▶ _Work instructions_
Gather the lines from the material that contain "Сведения".

>> Begin

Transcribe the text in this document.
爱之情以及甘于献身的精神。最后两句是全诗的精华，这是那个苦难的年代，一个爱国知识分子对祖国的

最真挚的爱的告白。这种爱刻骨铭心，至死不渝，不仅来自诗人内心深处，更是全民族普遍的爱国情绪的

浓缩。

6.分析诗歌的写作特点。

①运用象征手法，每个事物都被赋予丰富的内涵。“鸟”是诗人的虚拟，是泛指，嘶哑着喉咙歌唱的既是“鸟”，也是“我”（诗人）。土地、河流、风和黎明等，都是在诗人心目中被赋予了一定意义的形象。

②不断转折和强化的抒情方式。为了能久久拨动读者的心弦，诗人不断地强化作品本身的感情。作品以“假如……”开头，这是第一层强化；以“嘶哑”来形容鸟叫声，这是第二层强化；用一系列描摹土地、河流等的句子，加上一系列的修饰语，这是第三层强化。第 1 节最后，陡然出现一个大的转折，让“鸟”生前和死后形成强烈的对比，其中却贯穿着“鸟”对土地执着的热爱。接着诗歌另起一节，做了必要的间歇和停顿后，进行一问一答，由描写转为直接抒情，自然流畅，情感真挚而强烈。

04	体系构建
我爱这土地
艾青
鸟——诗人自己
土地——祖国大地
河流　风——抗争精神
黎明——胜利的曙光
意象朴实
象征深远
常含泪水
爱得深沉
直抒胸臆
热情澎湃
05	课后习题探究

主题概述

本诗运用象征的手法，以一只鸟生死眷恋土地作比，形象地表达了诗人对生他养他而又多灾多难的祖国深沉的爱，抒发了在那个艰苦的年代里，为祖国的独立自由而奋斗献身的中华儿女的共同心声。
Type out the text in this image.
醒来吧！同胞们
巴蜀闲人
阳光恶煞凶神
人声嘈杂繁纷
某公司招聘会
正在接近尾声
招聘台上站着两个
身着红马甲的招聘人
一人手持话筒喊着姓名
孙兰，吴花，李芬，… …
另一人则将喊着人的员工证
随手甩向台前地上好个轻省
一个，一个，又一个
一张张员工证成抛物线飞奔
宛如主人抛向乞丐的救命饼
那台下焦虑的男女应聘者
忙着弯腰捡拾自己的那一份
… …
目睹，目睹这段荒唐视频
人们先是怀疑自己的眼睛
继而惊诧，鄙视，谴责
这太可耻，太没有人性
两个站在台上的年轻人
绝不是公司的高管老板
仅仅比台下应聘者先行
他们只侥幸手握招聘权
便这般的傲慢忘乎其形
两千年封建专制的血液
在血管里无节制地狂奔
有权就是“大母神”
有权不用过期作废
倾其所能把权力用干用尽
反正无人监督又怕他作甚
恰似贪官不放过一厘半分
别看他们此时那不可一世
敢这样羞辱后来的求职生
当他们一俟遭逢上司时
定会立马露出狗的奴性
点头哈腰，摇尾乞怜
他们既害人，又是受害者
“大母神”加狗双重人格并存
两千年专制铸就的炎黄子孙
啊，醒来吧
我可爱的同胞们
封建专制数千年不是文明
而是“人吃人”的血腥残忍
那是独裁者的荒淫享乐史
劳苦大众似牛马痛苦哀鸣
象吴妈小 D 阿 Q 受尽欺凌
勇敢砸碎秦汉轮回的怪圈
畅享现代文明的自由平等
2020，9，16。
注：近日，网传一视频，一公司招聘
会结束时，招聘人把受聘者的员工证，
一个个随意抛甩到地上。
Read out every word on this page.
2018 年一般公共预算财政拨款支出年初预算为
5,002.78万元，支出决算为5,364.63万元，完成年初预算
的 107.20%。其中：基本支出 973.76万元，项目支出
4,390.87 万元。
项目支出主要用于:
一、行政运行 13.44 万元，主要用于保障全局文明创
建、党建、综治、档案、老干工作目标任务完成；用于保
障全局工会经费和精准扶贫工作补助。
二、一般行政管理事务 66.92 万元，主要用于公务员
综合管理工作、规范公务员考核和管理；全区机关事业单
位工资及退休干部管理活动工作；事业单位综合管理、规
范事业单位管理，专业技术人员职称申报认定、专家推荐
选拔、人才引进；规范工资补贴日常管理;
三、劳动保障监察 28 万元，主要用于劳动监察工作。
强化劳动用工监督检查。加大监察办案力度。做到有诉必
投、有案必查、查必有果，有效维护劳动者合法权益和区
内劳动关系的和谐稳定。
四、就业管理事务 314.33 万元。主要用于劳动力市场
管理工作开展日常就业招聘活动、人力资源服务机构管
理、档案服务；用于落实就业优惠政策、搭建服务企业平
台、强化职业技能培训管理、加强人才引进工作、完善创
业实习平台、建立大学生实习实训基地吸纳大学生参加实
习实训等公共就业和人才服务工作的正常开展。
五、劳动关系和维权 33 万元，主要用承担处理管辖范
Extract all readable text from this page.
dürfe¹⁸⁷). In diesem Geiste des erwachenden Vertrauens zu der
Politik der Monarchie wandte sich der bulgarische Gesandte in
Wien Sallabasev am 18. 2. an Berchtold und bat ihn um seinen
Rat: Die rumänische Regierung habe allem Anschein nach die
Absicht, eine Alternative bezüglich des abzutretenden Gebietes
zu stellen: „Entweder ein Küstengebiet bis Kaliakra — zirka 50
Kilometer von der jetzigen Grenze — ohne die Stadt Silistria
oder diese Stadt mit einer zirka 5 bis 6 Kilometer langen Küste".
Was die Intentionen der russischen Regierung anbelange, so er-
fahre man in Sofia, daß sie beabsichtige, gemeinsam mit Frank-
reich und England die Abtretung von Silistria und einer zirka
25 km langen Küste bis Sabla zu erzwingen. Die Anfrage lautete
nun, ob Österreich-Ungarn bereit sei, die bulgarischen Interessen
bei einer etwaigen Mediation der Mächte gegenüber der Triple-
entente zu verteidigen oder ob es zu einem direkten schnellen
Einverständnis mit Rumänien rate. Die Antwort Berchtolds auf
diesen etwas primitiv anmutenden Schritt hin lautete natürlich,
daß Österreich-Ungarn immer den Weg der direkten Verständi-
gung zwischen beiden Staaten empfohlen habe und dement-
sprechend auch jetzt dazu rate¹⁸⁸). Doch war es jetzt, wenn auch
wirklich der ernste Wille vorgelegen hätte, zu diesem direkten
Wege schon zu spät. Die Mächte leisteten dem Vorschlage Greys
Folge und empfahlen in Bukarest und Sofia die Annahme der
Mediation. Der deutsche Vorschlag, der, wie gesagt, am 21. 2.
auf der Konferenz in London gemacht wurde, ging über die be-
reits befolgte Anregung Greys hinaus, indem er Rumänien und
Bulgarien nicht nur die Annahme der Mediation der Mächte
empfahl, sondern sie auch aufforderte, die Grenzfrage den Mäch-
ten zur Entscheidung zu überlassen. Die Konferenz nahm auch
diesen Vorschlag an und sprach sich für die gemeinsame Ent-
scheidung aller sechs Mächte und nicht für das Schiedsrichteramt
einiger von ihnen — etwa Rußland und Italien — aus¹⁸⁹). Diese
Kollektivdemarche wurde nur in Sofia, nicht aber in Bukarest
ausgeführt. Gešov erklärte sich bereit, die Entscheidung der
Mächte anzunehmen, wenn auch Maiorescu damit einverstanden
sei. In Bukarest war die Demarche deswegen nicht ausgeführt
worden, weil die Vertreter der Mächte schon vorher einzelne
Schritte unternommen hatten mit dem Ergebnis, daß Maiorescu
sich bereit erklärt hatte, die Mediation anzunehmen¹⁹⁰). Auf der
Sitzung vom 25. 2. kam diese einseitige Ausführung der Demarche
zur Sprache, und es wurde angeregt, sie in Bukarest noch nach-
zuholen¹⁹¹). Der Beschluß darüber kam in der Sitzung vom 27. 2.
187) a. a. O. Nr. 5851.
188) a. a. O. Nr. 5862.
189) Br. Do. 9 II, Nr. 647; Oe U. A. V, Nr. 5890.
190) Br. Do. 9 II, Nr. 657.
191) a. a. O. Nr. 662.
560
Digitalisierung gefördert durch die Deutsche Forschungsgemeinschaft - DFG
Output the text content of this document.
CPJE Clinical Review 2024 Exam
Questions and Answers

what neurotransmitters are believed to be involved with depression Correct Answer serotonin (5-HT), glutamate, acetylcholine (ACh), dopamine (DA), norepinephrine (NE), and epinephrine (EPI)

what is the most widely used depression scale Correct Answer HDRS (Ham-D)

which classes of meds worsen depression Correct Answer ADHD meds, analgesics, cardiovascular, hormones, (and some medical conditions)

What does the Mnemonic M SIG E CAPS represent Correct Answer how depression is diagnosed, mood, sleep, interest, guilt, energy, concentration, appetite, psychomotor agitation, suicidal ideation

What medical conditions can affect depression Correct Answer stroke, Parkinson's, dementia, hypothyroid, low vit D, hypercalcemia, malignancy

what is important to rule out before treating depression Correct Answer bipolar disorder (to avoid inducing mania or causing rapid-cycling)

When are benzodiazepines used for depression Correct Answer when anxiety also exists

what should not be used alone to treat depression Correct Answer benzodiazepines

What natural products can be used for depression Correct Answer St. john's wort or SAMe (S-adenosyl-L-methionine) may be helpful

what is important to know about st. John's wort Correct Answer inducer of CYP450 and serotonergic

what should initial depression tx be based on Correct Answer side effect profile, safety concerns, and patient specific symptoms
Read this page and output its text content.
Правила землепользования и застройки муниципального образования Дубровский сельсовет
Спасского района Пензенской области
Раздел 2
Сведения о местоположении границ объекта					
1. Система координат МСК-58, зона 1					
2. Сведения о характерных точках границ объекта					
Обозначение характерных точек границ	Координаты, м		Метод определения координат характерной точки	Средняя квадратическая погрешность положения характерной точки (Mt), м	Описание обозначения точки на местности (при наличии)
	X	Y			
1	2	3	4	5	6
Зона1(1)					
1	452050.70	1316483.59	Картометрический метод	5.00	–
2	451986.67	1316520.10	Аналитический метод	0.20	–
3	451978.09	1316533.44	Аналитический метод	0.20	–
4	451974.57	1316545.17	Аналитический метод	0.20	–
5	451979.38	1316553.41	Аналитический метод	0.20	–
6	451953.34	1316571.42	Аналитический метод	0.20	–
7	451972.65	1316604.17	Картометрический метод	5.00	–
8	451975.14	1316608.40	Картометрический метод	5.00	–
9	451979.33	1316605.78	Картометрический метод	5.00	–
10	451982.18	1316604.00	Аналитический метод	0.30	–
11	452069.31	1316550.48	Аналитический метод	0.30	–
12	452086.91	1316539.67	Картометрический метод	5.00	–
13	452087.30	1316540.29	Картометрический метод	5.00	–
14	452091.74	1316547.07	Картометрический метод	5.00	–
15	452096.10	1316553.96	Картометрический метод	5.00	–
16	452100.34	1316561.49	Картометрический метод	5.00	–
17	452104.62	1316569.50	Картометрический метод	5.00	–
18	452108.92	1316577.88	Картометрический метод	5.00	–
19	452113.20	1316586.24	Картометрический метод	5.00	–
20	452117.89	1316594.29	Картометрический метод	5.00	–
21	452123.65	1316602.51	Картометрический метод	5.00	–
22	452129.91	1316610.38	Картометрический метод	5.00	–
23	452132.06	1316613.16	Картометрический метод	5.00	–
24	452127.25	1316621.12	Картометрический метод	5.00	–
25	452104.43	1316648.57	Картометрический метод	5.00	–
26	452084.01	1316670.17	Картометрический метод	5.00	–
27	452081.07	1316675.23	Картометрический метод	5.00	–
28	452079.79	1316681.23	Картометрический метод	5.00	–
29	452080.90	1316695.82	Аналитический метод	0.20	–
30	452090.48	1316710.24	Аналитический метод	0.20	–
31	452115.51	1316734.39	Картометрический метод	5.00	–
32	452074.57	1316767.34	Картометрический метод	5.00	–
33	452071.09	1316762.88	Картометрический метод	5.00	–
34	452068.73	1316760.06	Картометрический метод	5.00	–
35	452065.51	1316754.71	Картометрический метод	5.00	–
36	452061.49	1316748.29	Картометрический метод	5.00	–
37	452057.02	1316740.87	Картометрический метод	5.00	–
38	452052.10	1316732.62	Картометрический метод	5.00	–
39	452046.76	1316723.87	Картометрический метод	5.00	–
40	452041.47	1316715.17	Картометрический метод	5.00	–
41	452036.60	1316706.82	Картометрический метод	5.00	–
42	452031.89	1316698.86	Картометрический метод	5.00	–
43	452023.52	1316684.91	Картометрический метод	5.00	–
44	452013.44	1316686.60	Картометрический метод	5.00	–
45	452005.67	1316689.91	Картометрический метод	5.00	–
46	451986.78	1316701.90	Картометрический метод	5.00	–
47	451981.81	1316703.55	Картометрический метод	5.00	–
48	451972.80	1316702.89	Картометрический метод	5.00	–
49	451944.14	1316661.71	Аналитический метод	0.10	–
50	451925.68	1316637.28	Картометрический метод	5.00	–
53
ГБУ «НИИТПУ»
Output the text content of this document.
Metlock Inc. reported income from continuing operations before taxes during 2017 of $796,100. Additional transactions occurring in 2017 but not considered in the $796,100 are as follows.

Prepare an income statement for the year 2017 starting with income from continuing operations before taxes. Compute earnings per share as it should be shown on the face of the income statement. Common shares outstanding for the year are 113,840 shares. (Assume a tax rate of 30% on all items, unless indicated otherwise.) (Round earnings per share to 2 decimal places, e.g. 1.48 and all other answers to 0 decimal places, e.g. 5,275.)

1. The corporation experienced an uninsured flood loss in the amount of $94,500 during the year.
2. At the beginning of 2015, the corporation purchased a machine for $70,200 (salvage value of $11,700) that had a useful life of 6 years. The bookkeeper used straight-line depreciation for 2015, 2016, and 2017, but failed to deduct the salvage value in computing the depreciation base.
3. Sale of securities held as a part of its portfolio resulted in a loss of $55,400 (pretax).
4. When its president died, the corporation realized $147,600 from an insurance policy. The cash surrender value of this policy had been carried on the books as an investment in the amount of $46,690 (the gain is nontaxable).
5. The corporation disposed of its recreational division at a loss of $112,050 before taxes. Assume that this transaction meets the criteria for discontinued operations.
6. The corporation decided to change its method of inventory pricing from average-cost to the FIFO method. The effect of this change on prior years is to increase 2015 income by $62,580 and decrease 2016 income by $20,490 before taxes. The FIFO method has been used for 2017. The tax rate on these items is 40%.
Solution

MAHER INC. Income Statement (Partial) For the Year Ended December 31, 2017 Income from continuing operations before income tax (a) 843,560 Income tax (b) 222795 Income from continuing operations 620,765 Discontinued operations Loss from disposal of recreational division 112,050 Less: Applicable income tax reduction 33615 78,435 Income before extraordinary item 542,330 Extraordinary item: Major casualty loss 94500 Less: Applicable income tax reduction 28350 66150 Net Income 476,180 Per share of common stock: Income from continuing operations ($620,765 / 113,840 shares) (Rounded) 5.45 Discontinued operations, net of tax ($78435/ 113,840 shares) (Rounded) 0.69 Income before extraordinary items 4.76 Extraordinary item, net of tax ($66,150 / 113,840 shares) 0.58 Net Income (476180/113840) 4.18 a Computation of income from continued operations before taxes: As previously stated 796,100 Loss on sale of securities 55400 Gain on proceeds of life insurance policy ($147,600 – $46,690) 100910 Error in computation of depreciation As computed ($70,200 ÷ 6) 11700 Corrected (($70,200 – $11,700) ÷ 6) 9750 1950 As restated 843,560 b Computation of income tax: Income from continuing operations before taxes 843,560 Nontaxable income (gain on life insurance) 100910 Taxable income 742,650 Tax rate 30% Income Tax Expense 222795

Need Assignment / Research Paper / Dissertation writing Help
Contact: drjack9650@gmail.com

>> End

▶ _Result for this task_
Сведения о местоположении границ объекта					
2. Сведения о характерных точках границ объекта					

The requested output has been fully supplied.